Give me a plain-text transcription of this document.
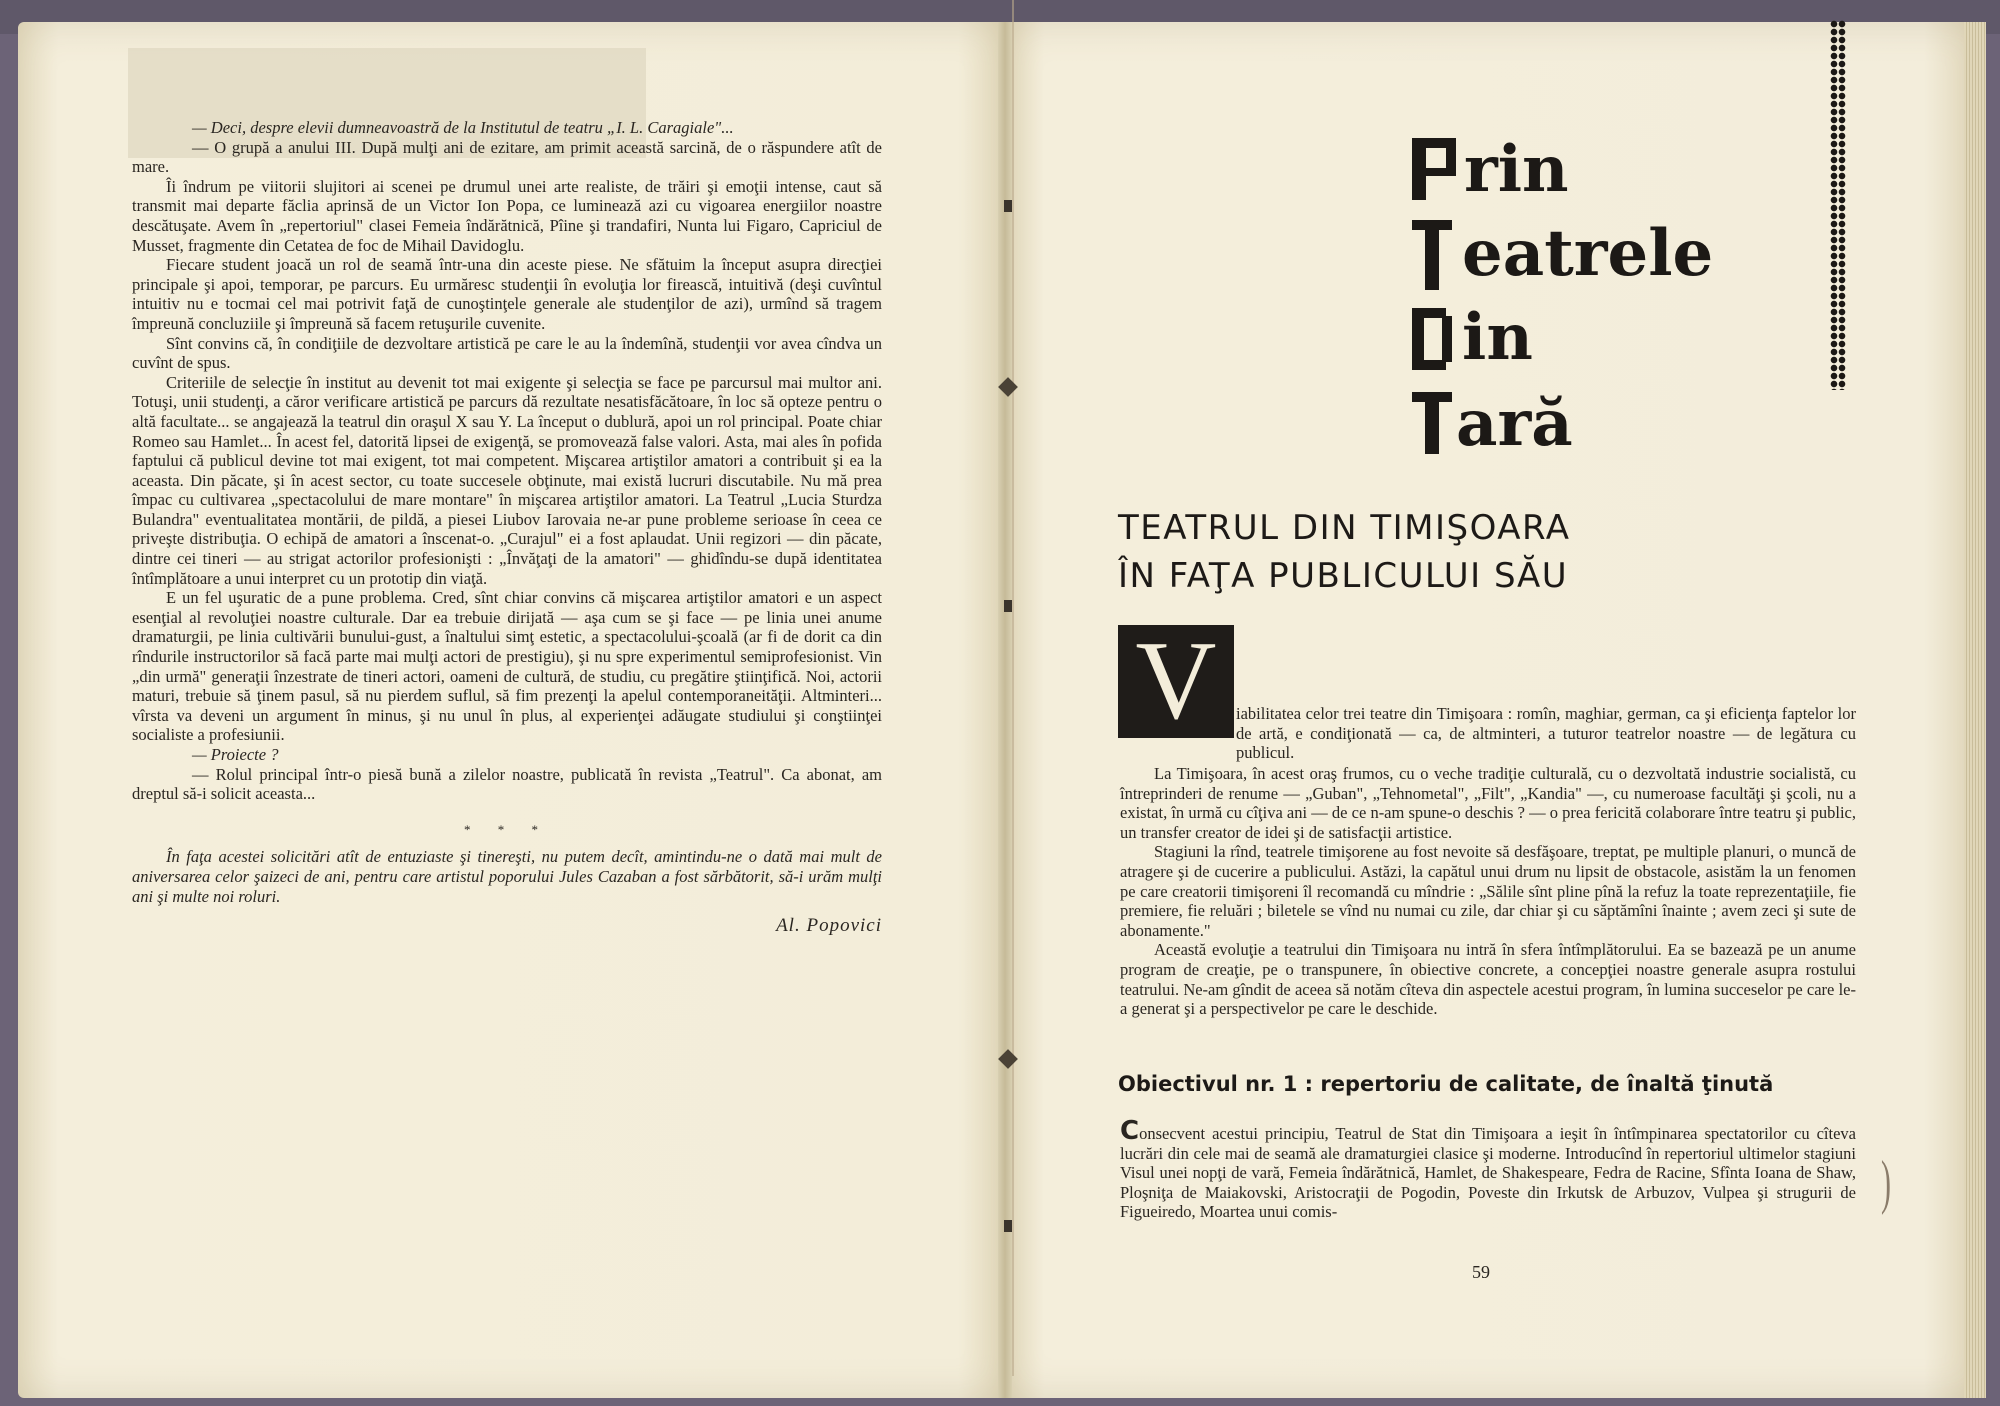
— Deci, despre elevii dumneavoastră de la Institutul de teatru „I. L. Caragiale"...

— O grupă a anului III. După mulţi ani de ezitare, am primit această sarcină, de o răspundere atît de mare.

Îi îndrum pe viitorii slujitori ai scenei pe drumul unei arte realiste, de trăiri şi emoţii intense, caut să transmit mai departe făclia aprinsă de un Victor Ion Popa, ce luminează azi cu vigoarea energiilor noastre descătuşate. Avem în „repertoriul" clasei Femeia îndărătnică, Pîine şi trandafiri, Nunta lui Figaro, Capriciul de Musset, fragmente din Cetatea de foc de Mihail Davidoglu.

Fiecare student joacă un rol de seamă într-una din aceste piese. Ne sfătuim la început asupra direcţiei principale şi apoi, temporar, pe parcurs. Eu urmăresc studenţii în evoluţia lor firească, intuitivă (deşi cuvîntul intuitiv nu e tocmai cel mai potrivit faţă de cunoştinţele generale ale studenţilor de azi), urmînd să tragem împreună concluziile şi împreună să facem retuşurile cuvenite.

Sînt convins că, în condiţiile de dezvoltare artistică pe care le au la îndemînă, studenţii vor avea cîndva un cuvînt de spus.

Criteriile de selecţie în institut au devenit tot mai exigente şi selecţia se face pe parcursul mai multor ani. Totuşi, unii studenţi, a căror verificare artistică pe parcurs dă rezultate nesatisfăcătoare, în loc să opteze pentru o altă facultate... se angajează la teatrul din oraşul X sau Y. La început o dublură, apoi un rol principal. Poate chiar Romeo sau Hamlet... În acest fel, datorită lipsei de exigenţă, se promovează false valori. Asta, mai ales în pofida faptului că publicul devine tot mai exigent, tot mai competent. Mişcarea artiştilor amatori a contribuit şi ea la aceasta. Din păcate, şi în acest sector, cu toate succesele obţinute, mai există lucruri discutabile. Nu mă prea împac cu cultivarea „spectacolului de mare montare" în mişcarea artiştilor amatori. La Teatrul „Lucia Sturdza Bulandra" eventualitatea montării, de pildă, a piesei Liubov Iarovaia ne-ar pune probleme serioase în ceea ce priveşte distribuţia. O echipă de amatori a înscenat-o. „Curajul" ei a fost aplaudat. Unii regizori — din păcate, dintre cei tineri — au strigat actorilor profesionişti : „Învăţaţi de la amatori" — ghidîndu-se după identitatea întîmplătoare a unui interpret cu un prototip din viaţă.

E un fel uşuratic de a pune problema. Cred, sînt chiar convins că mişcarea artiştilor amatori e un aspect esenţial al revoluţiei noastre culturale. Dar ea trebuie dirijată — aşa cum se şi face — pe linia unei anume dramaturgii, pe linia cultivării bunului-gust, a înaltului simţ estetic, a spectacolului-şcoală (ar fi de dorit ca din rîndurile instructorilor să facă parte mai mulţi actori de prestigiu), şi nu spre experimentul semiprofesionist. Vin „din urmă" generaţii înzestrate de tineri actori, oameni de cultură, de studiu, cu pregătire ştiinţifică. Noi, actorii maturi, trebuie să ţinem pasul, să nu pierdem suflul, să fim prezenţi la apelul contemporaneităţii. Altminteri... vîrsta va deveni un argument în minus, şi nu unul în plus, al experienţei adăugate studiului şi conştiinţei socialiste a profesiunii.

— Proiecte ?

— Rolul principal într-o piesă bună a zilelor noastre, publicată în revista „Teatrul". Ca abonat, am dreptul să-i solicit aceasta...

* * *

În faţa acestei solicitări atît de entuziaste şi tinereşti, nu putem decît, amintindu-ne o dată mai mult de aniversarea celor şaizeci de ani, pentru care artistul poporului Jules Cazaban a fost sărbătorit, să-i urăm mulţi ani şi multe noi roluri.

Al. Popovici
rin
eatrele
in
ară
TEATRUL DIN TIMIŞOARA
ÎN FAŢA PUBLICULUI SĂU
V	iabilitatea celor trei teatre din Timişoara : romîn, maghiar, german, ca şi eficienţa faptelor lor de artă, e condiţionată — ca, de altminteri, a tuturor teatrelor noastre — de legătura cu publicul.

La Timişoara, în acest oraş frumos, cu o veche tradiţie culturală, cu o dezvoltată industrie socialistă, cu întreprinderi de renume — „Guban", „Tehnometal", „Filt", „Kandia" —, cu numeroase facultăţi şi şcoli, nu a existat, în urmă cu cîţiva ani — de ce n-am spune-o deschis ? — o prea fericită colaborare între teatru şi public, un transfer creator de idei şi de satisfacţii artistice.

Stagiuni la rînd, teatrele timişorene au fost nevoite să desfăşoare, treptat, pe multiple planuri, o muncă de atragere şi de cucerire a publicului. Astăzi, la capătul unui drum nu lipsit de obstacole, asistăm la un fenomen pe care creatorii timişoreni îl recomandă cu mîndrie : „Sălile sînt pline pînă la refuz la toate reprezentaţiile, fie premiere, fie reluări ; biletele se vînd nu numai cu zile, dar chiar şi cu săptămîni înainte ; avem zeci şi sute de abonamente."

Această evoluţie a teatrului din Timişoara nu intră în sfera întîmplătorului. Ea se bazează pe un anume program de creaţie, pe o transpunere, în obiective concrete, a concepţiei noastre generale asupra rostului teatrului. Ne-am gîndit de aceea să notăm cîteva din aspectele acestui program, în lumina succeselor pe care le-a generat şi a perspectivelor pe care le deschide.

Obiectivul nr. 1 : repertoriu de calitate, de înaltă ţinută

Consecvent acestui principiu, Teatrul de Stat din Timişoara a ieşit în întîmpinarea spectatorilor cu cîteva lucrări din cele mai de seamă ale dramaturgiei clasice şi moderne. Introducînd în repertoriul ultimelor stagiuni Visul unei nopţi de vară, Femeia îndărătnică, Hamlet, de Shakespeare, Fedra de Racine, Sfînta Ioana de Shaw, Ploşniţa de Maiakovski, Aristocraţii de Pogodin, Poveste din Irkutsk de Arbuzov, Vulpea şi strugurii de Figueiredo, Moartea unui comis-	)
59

•••

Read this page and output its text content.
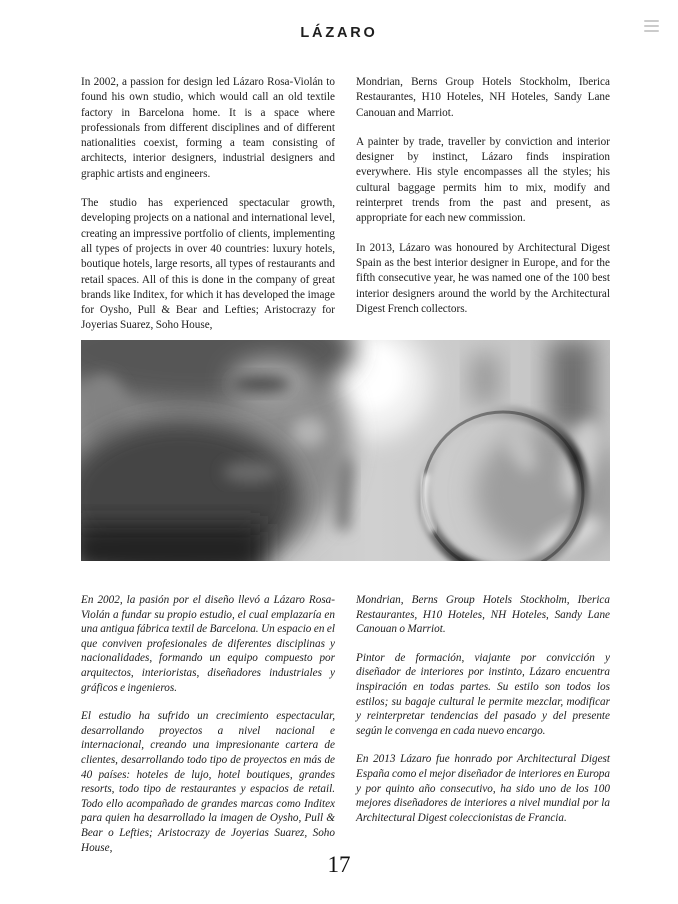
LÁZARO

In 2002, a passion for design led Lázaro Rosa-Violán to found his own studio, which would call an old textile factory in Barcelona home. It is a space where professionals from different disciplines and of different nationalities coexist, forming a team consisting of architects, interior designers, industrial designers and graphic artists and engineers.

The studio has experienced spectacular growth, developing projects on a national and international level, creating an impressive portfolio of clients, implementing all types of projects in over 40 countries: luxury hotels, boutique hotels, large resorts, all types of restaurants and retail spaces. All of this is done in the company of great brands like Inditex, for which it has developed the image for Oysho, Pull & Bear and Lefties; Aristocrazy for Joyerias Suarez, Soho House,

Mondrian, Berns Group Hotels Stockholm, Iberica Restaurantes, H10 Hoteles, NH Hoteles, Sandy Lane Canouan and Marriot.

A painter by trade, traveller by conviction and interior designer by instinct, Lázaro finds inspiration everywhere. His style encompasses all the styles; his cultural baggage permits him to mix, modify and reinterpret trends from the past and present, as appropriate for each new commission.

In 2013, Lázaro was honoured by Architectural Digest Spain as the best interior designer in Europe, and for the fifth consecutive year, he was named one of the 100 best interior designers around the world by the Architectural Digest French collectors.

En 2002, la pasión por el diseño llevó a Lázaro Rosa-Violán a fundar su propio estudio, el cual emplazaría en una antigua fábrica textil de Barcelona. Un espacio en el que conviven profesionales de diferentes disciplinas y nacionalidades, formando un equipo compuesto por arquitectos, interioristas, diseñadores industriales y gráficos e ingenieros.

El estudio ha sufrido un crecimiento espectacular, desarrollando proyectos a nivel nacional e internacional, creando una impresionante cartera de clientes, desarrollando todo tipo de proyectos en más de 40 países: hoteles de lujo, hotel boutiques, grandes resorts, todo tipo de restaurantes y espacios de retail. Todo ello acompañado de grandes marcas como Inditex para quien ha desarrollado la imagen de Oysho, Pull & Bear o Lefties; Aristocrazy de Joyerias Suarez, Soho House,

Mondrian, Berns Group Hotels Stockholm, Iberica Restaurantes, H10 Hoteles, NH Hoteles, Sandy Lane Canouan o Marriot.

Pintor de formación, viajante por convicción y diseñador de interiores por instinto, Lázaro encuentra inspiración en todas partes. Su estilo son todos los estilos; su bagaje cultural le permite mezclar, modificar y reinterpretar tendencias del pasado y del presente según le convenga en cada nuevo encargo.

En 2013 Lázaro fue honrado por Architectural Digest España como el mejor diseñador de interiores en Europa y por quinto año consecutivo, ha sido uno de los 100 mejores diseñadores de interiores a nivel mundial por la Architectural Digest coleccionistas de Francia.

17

•••

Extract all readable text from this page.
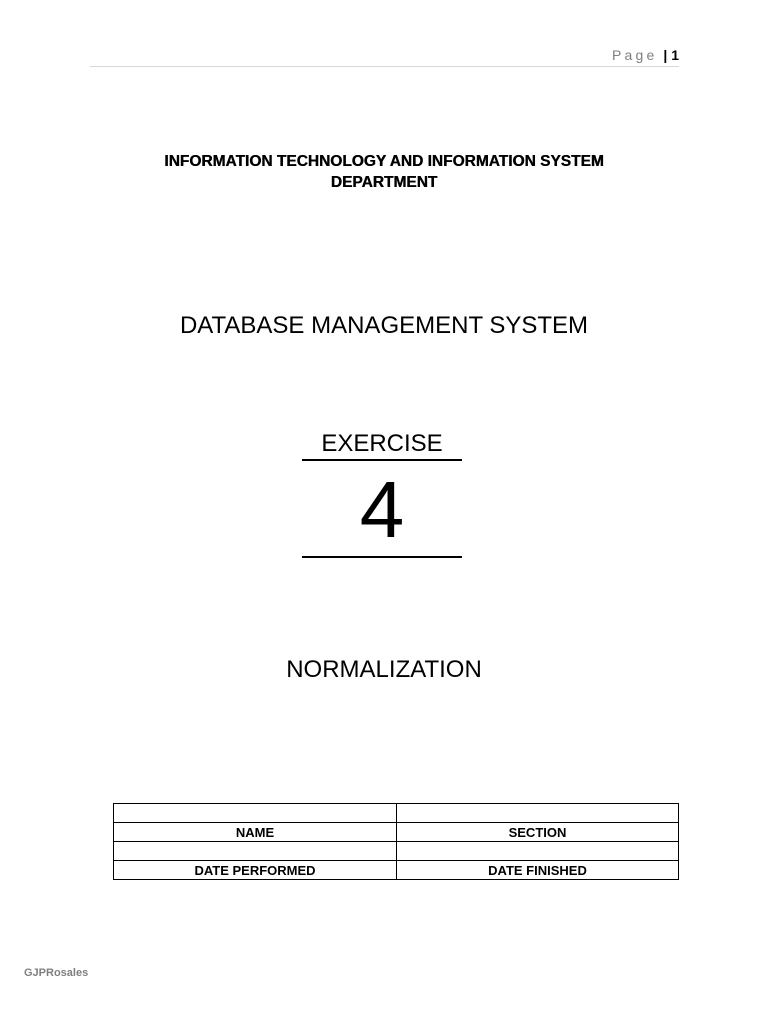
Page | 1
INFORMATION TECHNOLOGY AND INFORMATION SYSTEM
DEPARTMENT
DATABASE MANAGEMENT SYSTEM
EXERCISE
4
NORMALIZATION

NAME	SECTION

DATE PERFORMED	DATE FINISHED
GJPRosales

•••

→ What you should do: From the material above, gather all lines that include the string "interiores" and copy them.

→ Written answer:
Pintor de formación, viajante por convicción y diseñador de interiores por instinto, Lázaro encuentra inspiración en todas partes. Su estilo son todos los estilos; su bagaje cultural le permite mezclar, modificar y reinterpretar tendencias del pasado y del presente según le convenga en cada nuevo encargo.
En 2013 Lázaro fue honrado por Architectural Digest España como el mejor diseñador de interiores en Europa y por quinto año consecutivo, ha sido uno de los 100 mejores diseñadores de interiores a nivel mundial por la Architectural Digest coleccionistas de Francia.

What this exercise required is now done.